Start RECORD SET

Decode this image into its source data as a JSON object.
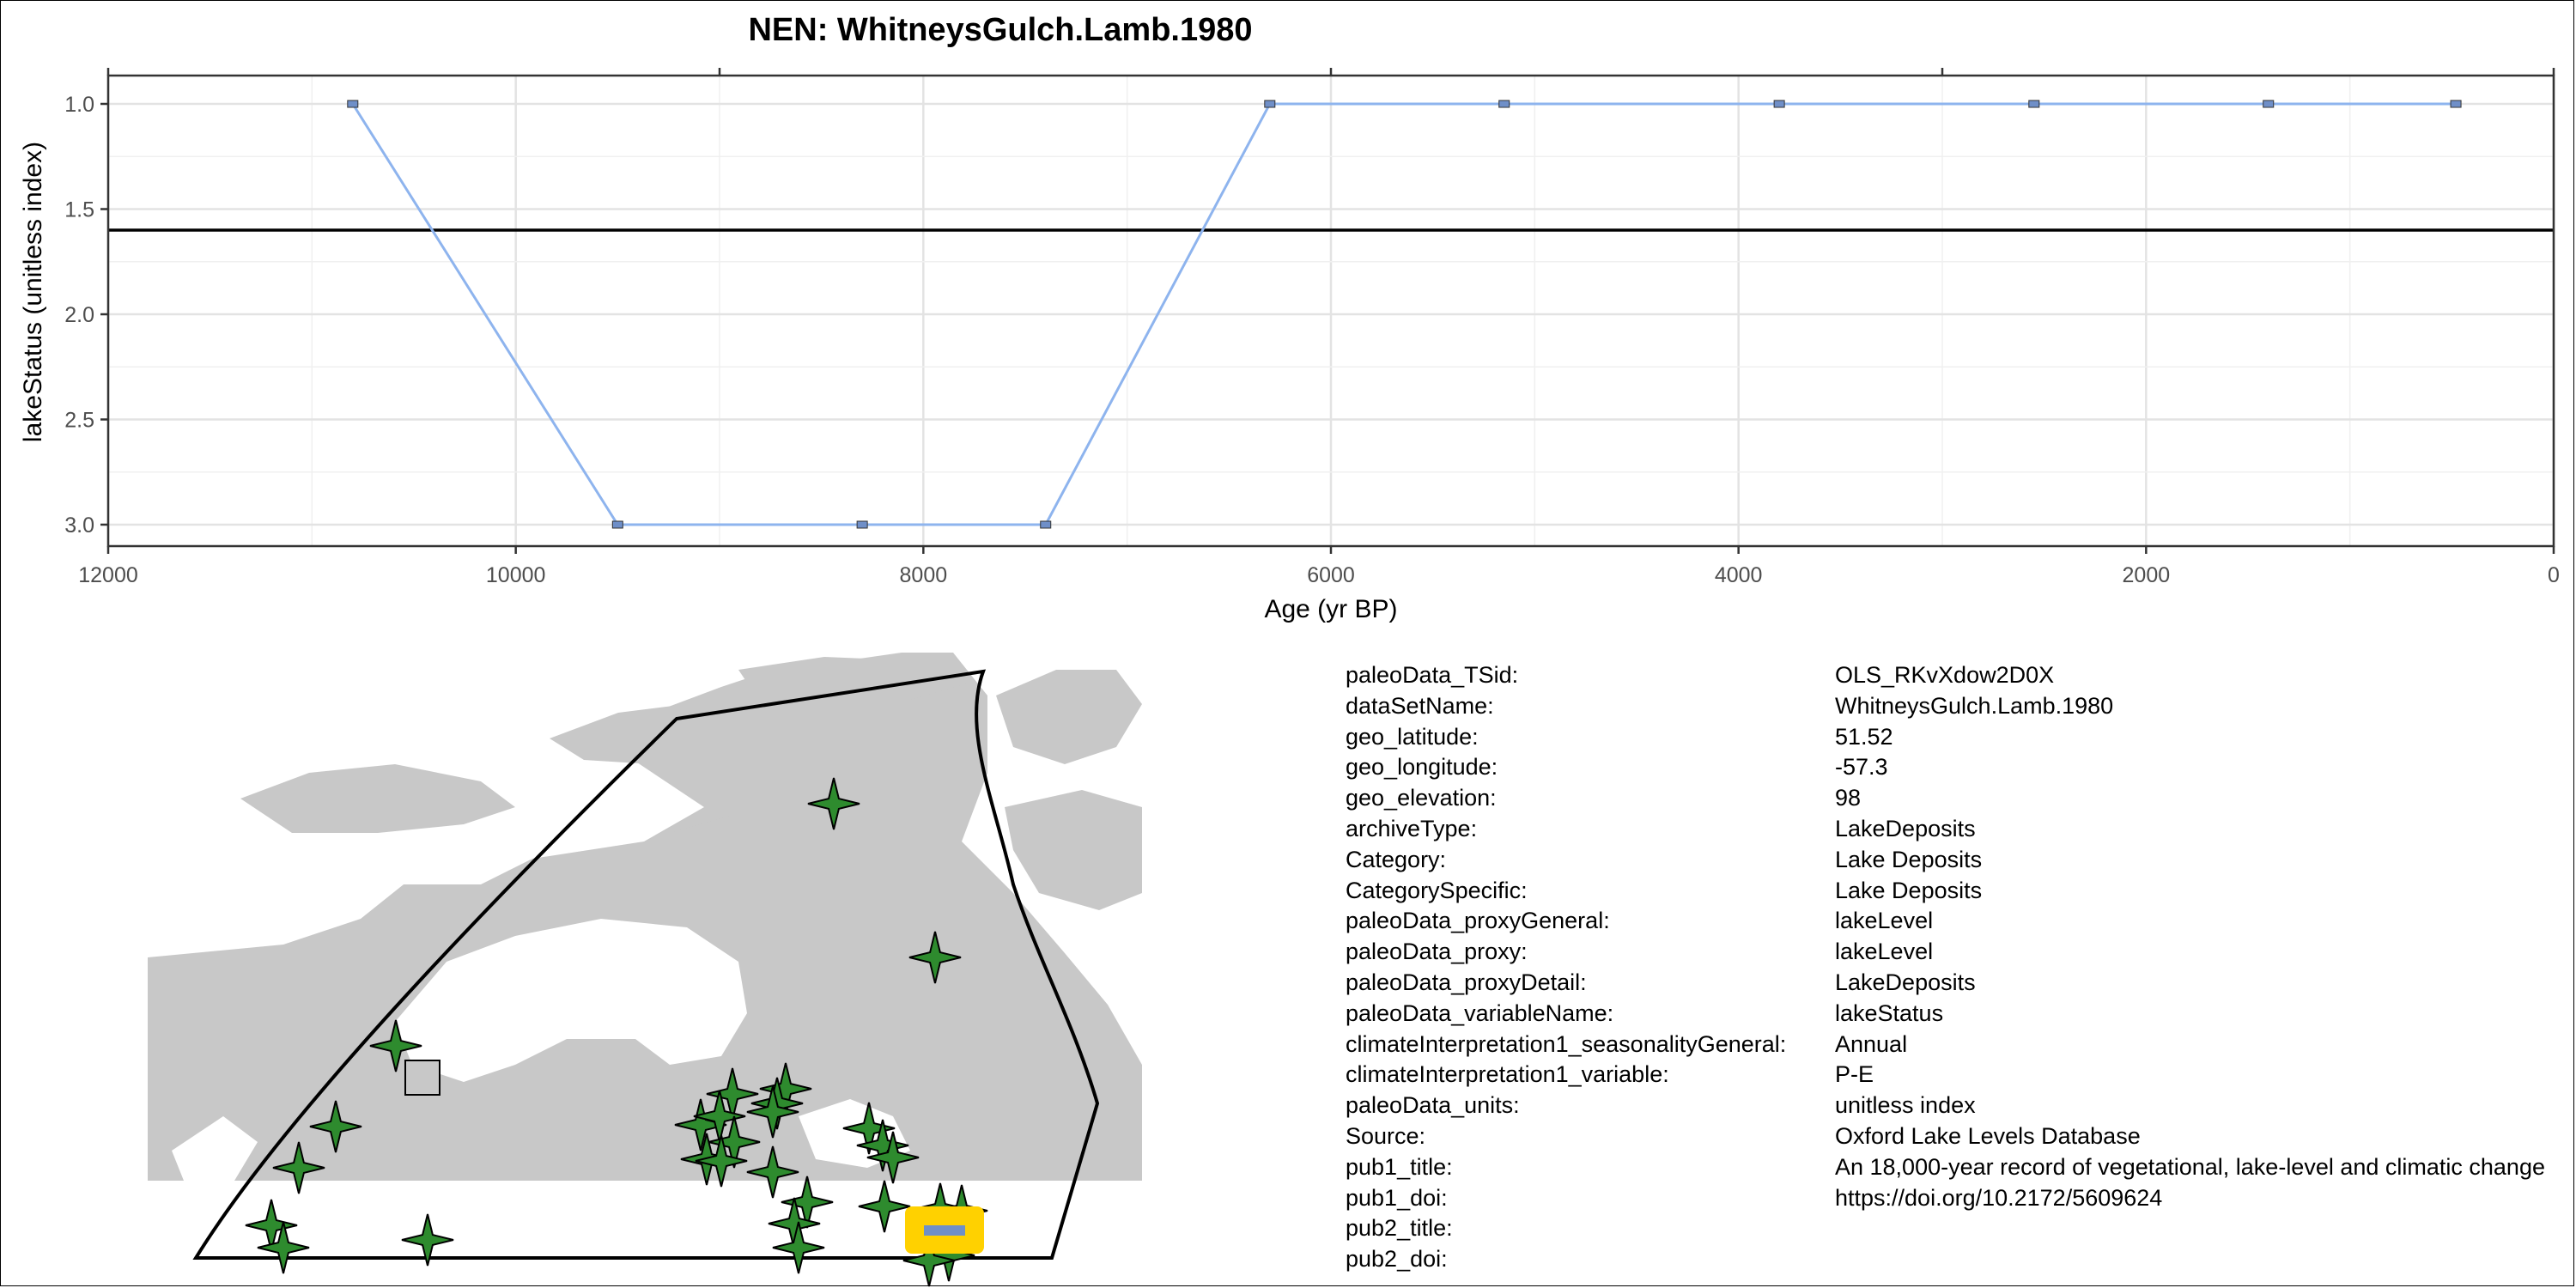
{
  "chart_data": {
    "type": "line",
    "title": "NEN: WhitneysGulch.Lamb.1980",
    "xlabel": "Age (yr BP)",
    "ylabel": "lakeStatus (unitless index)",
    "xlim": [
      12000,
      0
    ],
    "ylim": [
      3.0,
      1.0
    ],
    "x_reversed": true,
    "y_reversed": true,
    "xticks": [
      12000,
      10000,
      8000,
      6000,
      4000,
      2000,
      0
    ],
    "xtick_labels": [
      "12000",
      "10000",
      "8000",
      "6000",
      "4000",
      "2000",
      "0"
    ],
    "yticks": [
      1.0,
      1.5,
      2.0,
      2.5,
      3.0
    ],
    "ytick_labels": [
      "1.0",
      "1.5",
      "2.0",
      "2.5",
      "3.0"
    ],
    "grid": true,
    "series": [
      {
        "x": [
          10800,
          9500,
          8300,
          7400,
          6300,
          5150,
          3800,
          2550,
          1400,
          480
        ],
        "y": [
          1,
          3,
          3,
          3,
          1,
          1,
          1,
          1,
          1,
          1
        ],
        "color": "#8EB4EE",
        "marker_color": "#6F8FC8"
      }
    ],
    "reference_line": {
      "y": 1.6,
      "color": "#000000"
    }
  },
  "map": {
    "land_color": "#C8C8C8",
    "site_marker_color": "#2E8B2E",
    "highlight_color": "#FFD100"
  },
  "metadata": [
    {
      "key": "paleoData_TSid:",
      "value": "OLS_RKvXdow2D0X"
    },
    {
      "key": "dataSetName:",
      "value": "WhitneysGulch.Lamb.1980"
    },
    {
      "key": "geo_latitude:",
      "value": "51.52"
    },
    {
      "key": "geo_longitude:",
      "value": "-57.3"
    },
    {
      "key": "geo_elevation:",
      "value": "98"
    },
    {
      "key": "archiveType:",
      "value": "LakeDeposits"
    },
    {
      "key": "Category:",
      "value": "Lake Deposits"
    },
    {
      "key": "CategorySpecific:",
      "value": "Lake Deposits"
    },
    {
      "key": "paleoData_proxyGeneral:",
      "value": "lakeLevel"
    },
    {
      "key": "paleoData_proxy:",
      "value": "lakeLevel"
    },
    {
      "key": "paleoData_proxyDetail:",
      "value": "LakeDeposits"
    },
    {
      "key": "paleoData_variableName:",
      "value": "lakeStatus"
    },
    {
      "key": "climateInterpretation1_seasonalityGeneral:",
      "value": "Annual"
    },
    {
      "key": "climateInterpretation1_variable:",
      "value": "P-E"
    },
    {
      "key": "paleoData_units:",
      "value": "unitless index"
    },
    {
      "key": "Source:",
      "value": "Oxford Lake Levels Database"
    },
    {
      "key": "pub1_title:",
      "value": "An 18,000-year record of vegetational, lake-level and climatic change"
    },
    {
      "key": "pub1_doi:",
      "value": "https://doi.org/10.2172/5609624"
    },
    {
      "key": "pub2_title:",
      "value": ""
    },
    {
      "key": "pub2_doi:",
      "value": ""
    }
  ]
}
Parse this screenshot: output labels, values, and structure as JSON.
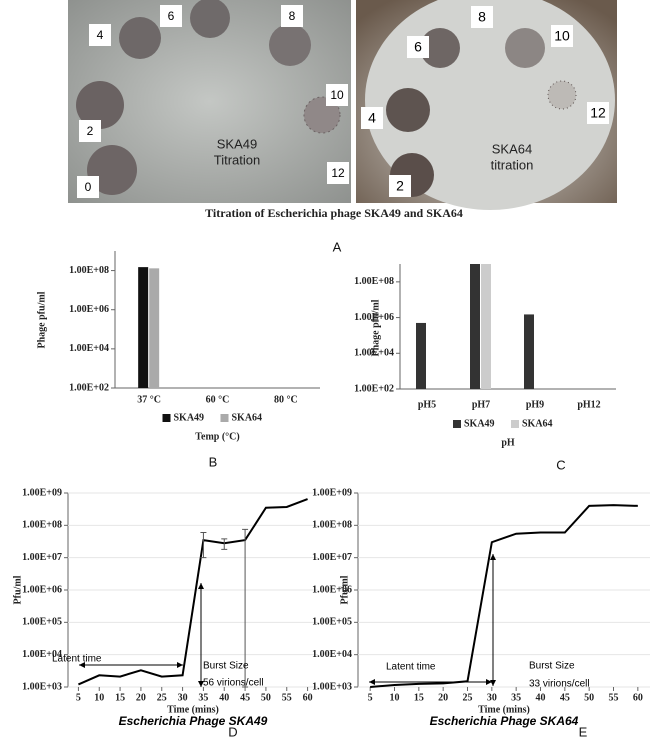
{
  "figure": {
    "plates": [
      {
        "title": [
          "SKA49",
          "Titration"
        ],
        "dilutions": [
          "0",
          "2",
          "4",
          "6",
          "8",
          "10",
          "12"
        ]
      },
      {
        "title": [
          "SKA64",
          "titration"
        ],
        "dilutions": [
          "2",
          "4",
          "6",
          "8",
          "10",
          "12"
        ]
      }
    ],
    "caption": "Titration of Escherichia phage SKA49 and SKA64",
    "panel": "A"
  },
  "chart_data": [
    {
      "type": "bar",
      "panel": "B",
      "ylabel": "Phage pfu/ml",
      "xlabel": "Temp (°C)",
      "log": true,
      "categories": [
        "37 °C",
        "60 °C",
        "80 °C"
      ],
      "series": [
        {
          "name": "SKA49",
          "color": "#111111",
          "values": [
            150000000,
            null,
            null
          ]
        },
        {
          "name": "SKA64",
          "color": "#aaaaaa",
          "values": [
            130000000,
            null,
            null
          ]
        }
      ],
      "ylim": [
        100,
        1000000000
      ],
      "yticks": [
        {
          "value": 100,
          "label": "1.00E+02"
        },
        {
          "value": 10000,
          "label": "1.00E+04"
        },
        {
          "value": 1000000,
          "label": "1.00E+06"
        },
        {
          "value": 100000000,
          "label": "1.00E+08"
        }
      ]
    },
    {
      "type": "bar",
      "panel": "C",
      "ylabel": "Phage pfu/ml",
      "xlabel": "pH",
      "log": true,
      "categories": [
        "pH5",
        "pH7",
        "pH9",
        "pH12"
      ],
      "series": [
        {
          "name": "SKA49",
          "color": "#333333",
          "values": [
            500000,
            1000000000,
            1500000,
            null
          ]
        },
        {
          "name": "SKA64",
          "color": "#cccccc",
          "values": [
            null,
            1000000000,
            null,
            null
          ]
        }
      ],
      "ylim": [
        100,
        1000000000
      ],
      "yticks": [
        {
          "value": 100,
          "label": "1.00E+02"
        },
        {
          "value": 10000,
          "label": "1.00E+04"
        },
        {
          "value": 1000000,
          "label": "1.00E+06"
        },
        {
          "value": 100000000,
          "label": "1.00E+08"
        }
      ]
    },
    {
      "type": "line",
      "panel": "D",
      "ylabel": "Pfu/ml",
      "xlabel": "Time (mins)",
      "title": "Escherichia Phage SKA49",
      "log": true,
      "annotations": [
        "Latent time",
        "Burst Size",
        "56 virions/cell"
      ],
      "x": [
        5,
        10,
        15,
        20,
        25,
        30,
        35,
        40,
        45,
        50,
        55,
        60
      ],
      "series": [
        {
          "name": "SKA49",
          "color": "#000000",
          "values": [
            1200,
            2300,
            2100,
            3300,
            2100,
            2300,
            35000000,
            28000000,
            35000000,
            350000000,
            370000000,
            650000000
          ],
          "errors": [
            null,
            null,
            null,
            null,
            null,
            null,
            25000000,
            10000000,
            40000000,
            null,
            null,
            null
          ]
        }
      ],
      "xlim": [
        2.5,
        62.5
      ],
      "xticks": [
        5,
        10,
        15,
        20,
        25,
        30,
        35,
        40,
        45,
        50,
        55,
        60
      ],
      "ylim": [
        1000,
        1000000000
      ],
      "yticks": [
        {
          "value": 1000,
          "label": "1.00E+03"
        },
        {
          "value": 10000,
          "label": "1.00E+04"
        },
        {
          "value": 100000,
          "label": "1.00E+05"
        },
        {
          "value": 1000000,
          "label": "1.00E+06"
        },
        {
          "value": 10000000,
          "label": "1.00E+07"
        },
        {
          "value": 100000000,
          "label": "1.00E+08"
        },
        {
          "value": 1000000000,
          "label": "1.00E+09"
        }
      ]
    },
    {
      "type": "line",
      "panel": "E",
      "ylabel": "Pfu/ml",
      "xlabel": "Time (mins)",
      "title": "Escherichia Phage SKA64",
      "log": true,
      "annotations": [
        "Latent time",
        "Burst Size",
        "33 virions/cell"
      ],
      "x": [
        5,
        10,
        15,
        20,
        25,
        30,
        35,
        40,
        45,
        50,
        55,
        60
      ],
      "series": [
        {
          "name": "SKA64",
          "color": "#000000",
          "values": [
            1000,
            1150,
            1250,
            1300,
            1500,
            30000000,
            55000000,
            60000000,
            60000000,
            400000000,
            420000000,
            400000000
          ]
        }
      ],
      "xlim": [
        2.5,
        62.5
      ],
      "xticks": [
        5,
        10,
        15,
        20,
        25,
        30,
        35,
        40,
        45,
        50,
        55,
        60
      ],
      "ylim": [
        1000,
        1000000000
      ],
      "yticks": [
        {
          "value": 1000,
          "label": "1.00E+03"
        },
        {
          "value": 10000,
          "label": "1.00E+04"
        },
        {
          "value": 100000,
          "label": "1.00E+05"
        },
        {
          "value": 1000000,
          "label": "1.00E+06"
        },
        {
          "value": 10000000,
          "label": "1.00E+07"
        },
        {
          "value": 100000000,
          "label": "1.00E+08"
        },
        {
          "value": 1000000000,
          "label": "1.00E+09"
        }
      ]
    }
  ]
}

End RECORD SET

▶ WORK TO BE COMPLETED: From the entries above, return each line with the word "unitless" in it.

▶ ANSWER:
    "ylabel": "lakeStatus (unitless index)",
      "value": "unitless index"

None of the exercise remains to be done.